*WHAT IS ASKED*
Copy the data precisely, keeping every character.

*RECORDED DATA*
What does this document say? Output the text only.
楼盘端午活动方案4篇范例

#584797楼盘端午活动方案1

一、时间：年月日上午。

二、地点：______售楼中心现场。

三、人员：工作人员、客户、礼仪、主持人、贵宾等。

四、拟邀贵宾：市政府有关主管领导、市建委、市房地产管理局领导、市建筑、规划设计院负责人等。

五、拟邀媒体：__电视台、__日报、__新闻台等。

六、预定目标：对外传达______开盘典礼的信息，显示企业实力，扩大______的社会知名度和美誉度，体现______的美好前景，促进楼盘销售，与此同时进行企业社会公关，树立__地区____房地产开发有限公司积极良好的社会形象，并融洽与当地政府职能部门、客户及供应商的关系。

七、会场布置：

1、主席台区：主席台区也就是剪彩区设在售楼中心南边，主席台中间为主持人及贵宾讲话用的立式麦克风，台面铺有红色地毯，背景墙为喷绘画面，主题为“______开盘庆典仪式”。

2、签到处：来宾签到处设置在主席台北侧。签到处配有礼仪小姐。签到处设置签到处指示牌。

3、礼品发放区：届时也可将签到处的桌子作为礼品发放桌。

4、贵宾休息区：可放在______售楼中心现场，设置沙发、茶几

*OUTPUT BELOW*
What does this document say? Output the text only.
楼盘端午活动方案4篇范例

#584797楼盘端午活动方案1

一、时间：年月日上午。

二、地点：______售楼中心现场。

三、人员：工作人员、客户、礼仪、主持人、贵宾等。

四、拟邀贵宾：市政府有关主管领导、市建委、市房地产管理局领导、市建筑、规划设计院负责人等。

五、拟邀媒体：__电视台、__日报、__新闻台等。

六、预定目标：对外传达______开盘典礼的信息，显示企业实力，扩大______的社会知名度和美誉度，体现______的美好前景，促进楼盘销售，与此同时进行企业社会公关，树立__地区____房地产开发有限公司积极良好的社会形象，并融洽与当地政府职能部门、客户及供应商的关系。

七、会场布置：

1、主席台区：主席台区也就是剪彩区设在售楼中心南边，主席台中间为主持人及贵宾讲话用的立式麦克风，台面铺有红色地毯，背景墙为喷绘画面，主题为“______开盘庆典仪式”。

2、签到处：来宾签到处设置在主席台北侧。签到处配有礼仪小姐。签到处设置签到处指示牌。

3、礼品发放区：届时也可将签到处的桌子作为礼品发放桌。

4、贵宾休息区：可放在______售楼中心现场，设置沙发、茶几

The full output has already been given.